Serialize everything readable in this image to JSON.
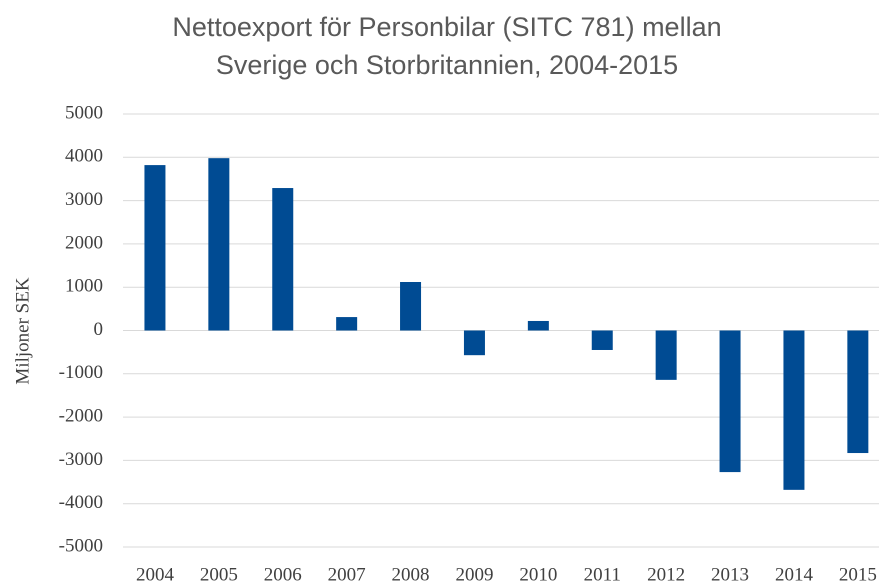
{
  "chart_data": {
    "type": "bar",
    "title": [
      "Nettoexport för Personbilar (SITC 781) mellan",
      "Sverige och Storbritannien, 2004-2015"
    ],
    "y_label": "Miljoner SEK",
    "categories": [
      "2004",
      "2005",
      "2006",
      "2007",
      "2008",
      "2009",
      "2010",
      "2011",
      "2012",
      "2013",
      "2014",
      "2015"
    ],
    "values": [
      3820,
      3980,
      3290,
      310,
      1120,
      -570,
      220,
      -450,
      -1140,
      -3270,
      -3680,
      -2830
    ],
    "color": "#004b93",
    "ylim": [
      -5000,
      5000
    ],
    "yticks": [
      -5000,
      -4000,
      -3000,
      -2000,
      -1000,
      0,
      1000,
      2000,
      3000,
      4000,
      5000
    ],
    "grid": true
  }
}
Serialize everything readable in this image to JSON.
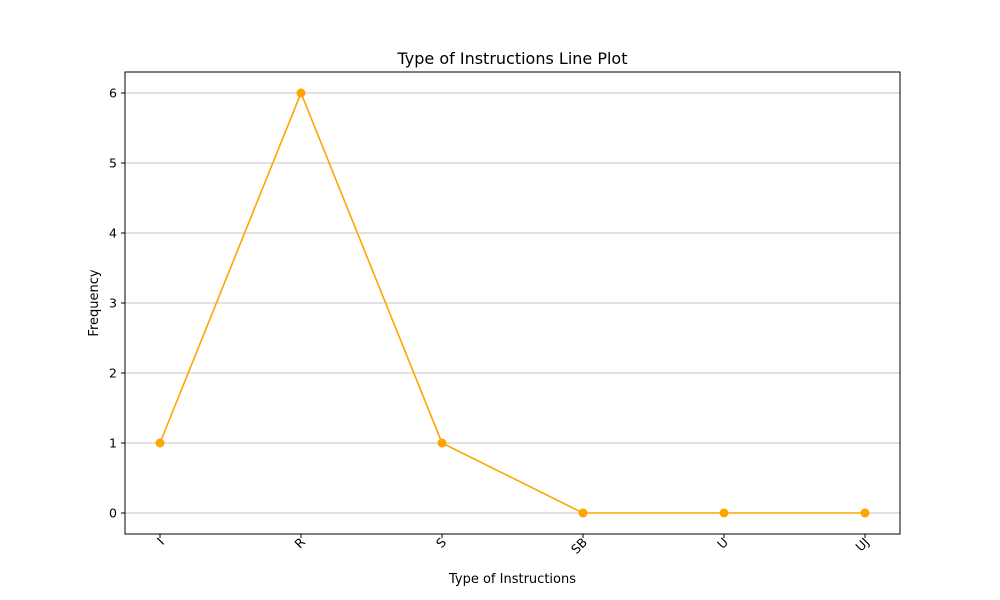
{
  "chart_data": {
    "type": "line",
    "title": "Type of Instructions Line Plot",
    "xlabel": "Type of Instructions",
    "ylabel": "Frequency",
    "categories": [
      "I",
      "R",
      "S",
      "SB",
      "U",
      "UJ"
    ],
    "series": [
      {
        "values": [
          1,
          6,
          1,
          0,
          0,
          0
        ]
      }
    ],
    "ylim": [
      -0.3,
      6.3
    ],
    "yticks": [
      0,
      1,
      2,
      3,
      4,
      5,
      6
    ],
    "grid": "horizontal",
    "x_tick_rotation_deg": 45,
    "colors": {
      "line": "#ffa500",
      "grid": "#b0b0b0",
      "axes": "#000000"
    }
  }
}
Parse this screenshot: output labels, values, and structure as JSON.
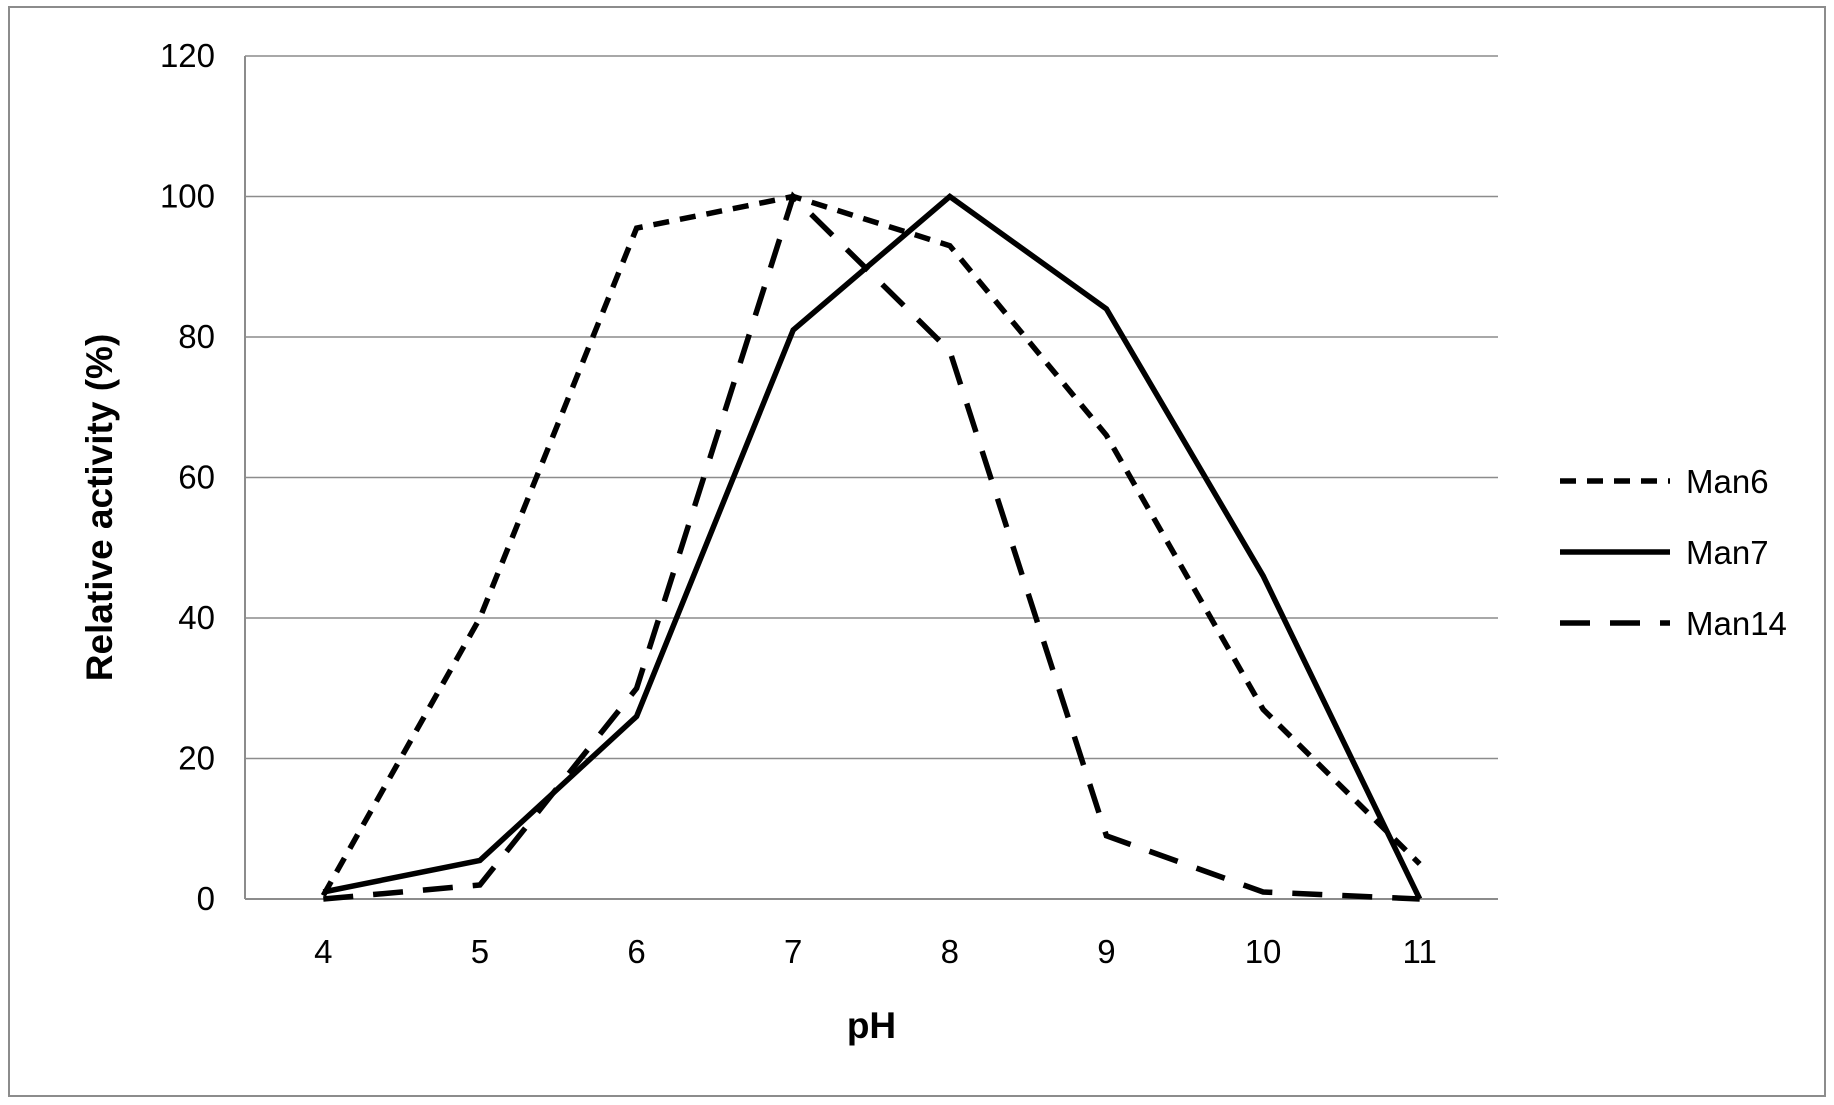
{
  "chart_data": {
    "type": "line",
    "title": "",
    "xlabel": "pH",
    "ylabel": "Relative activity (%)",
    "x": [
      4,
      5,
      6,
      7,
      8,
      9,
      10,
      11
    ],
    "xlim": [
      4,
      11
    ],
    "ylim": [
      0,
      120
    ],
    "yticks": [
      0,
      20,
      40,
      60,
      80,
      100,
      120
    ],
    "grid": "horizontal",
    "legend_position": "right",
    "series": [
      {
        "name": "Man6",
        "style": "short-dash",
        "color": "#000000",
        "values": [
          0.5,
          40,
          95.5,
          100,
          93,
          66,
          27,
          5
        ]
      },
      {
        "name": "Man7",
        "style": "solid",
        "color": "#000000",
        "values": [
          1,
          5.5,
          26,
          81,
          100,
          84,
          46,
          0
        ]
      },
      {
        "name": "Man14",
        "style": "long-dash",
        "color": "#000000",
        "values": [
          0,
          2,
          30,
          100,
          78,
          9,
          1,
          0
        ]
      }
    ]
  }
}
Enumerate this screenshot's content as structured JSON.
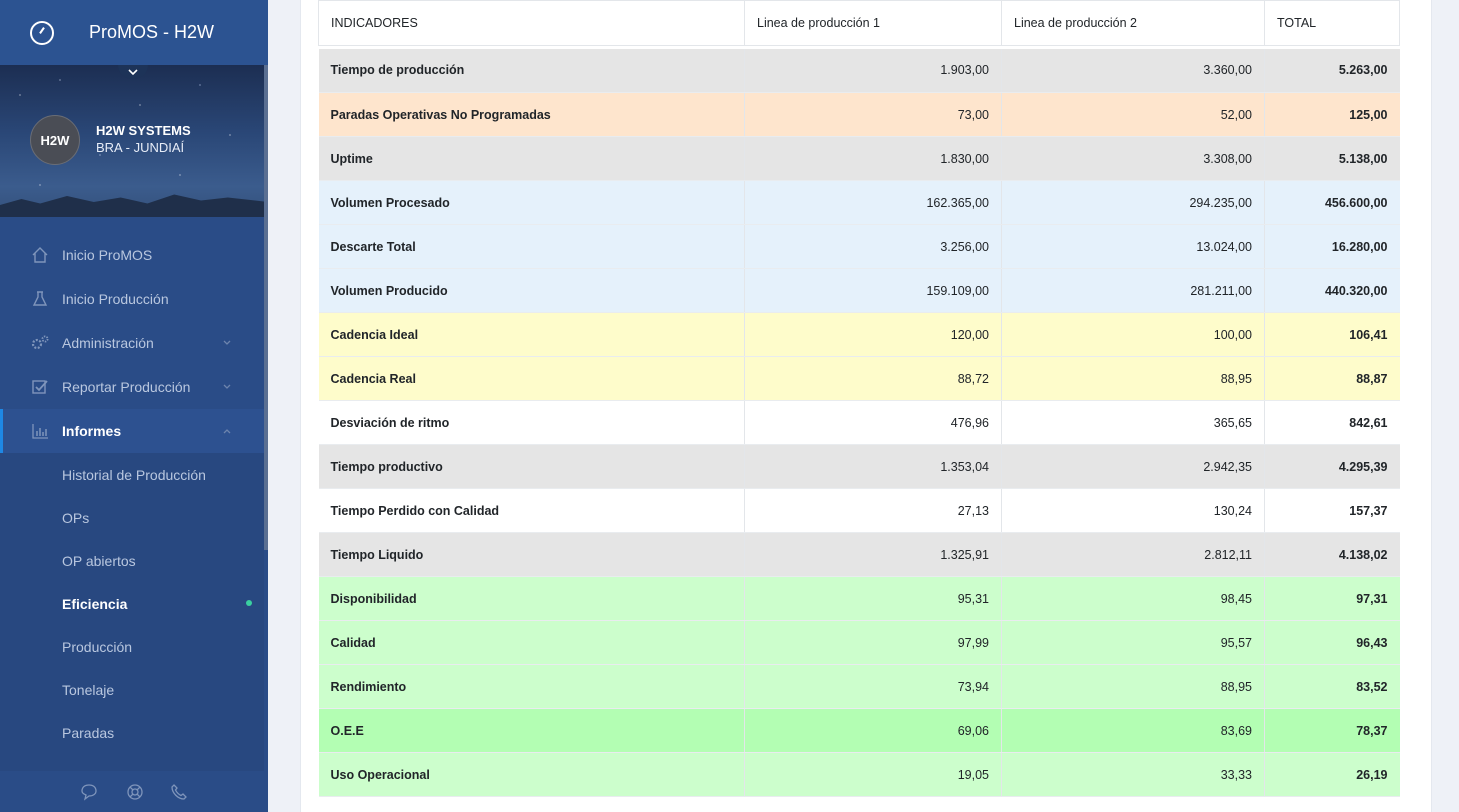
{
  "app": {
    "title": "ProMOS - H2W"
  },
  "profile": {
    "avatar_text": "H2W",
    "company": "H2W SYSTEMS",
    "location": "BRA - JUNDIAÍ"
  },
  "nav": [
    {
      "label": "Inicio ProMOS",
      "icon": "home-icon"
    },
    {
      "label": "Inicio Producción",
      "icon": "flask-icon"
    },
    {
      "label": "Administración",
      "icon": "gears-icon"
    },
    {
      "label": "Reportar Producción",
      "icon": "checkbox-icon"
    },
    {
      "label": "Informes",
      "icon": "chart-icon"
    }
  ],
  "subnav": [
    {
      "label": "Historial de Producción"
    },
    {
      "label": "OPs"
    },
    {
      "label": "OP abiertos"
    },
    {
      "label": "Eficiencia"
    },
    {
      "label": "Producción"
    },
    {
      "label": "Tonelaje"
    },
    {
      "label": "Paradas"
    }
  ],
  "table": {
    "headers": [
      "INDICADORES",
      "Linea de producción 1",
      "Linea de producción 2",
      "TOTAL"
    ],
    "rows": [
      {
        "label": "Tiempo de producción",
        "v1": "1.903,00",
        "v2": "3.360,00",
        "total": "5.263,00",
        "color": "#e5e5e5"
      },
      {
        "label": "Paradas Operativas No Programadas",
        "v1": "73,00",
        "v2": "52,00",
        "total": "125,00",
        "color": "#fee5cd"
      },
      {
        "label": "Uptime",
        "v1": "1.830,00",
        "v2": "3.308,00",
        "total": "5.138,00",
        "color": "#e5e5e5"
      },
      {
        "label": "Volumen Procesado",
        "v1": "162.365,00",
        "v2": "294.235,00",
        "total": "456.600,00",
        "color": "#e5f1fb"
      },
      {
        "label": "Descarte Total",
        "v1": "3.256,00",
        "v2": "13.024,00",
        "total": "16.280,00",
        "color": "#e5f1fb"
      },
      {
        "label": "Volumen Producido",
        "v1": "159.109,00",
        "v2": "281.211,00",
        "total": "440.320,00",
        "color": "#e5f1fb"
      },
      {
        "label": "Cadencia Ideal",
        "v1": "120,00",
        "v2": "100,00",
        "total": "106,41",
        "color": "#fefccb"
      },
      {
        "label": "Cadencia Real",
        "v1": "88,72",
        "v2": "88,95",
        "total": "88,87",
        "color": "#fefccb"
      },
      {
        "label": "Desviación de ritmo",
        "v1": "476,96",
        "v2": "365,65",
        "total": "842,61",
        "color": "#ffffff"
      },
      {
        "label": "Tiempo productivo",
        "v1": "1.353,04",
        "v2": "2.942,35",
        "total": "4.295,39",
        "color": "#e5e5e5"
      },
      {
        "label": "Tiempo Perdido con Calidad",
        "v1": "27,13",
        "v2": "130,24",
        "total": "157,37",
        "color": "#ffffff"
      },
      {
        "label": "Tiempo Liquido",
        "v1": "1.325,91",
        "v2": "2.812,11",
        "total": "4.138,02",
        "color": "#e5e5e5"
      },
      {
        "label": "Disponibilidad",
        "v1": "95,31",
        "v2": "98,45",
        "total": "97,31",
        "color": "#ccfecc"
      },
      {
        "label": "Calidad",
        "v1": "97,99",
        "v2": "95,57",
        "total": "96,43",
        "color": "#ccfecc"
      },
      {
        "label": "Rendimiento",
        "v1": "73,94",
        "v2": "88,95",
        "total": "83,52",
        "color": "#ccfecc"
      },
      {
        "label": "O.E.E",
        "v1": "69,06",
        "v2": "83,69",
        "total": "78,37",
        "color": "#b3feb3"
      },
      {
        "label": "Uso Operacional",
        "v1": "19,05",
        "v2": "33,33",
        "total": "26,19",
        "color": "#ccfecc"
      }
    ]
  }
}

================

[Task objective]: From the data above, write out everything exactly except the pictures.

[Response to this task]:
Serialize everything readable in this image to JSON.
{
  "chart_data": {
    "type": "bar",
    "title": [
      "Nettoexport för Personbilar (SITC 781) mellan",
      "Sverige och Storbritannien, 2004-2015"
    ],
    "y_label": "Miljoner SEK",
    "categories": [
      "2004",
      "2005",
      "2006",
      "2007",
      "2008",
      "2009",
      "2010",
      "2011",
      "2012",
      "2013",
      "2014",
      "2015"
    ],
    "values": [
      3820,
      3980,
      3290,
      310,
      1120,
      -570,
      220,
      -450,
      -1140,
      -3270,
      -3680,
      -2830
    ],
    "color": "#004b93",
    "ylim": [
      -5000,
      5000
    ],
    "yticks": [
      -5000,
      -4000,
      -3000,
      -2000,
      -1000,
      0,
      1000,
      2000,
      3000,
      4000,
      5000
    ],
    "grid": true
  }
}
Serialize everything readable in this image to JSON.
{
  "chart_data": {
    "type": "line",
    "title": "Type of Instructions Line Plot",
    "xlabel": "Type of Instructions",
    "ylabel": "Frequency",
    "categories": [
      "I",
      "R",
      "S",
      "SB",
      "U",
      "UJ"
    ],
    "series": [
      {
        "values": [
          1,
          6,
          1,
          0,
          0,
          0
        ]
      }
    ],
    "ylim": [
      -0.3,
      6.3
    ],
    "yticks": [
      0,
      1,
      2,
      3,
      4,
      5,
      6
    ],
    "grid": "horizontal",
    "x_tick_rotation_deg": 45,
    "colors": {
      "line": "#ffa500",
      "grid": "#b0b0b0",
      "axes": "#000000"
    }
  }
}
Parse this screenshot: output labels, values, and structure as JSON.
{
  "chart_data": {
    "type": "line",
    "title": "",
    "xlabel": "pH",
    "ylabel": "Relative activity (%)",
    "x": [
      4,
      5,
      6,
      7,
      8,
      9,
      10,
      11
    ],
    "xlim": [
      4,
      11
    ],
    "ylim": [
      0,
      120
    ],
    "yticks": [
      0,
      20,
      40,
      60,
      80,
      100,
      120
    ],
    "grid": "horizontal",
    "legend_position": "right",
    "series": [
      {
        "name": "Man6",
        "style": "short-dash",
        "color": "#000000",
        "values": [
          0.5,
          40,
          95.5,
          100,
          93,
          66,
          27,
          5
        ]
      },
      {
        "name": "Man7",
        "style": "solid",
        "color": "#000000",
        "values": [
          1,
          5.5,
          26,
          81,
          100,
          84,
          46,
          0
        ]
      },
      {
        "name": "Man14",
        "style": "long-dash",
        "color": "#000000",
        "values": [
          0,
          2,
          30,
          100,
          78,
          9,
          1,
          0
        ]
      }
    ]
  }
}
Enumerate this screenshot's content as structured JSON.
{
  "app": {
    "title": "ProMOS - H2W"
  },
  "profile": {
    "avatar_text": "H2W",
    "company": "H2W SYSTEMS",
    "location": "BRA - JUNDIAÍ"
  },
  "nav": [
    {
      "label": "Inicio ProMOS",
      "icon": "home-icon"
    },
    {
      "label": "Inicio Producción",
      "icon": "flask-icon"
    },
    {
      "label": "Administración",
      "icon": "gears-icon"
    },
    {
      "label": "Reportar Producción",
      "icon": "checkbox-icon"
    },
    {
      "label": "Informes",
      "icon": "chart-icon"
    }
  ],
  "subnav": [
    {
      "label": "Historial de Producción"
    },
    {
      "label": "OPs"
    },
    {
      "label": "OP abiertos"
    },
    {
      "label": "Eficiencia"
    },
    {
      "label": "Producción"
    },
    {
      "label": "Tonelaje"
    },
    {
      "label": "Paradas"
    }
  ],
  "table": {
    "headers": [
      "INDICADORES",
      "Linea de producción 1",
      "Linea de producción 2",
      "TOTAL"
    ],
    "rows": [
      {
        "label": "Tiempo de producción",
        "v1": "1.903,00",
        "v2": "3.360,00",
        "total": "5.263,00",
        "color": "#e5e5e5"
      },
      {
        "label": "Paradas Operativas No Programadas",
        "v1": "73,00",
        "v2": "52,00",
        "total": "125,00",
        "color": "#fee5cd"
      },
      {
        "label": "Uptime",
        "v1": "1.830,00",
        "v2": "3.308,00",
        "total": "5.138,00",
        "color": "#e5e5e5"
      },
      {
        "label": "Volumen Procesado",
        "v1": "162.365,00",
        "v2": "294.235,00",
        "total": "456.600,00",
        "color": "#e5f1fb"
      },
      {
        "label": "Descarte Total",
        "v1": "3.256,00",
        "v2": "13.024,00",
        "total": "16.280,00",
        "color": "#e5f1fb"
      },
      {
        "label": "Volumen Producido",
        "v1": "159.109,00",
        "v2": "281.211,00",
        "total": "440.320,00",
        "color": "#e5f1fb"
      },
      {
        "label": "Cadencia Ideal",
        "v1": "120,00",
        "v2": "100,00",
        "total": "106,41",
        "color": "#fefccb"
      },
      {
        "label": "Cadencia Real",
        "v1": "88,72",
        "v2": "88,95",
        "total": "88,87",
        "color": "#fefccb"
      },
      {
        "label": "Desviación de ritmo",
        "v1": "476,96",
        "v2": "365,65",
        "total": "842,61",
        "color": "#ffffff"
      },
      {
        "label": "Tiempo productivo",
        "v1": "1.353,04",
        "v2": "2.942,35",
        "total": "4.295,39",
        "color": "#e5e5e5"
      },
      {
        "label": "Tiempo Perdido con Calidad",
        "v1": "27,13",
        "v2": "130,24",
        "total": "157,37",
        "color": "#ffffff"
      },
      {
        "label": "Tiempo Liquido",
        "v1": "1.325,91",
        "v2": "2.812,11",
        "total": "4.138,02",
        "color": "#e5e5e5"
      },
      {
        "label": "Disponibilidad",
        "v1": "95,31",
        "v2": "98,45",
        "total": "97,31",
        "color": "#ccfecc"
      },
      {
        "label": "Calidad",
        "v1": "97,99",
        "v2": "95,57",
        "total": "96,43",
        "color": "#ccfecc"
      },
      {
        "label": "Rendimiento",
        "v1": "73,94",
        "v2": "88,95",
        "total": "83,52",
        "color": "#ccfecc"
      },
      {
        "label": "O.E.E",
        "v1": "69,06",
        "v2": "83,69",
        "total": "78,37",
        "color": "#b3feb3"
      },
      {
        "label": "Uso Operacional",
        "v1": "19,05",
        "v2": "33,33",
        "total": "26,19",
        "color": "#ccfecc"
      }
    ]
  }
}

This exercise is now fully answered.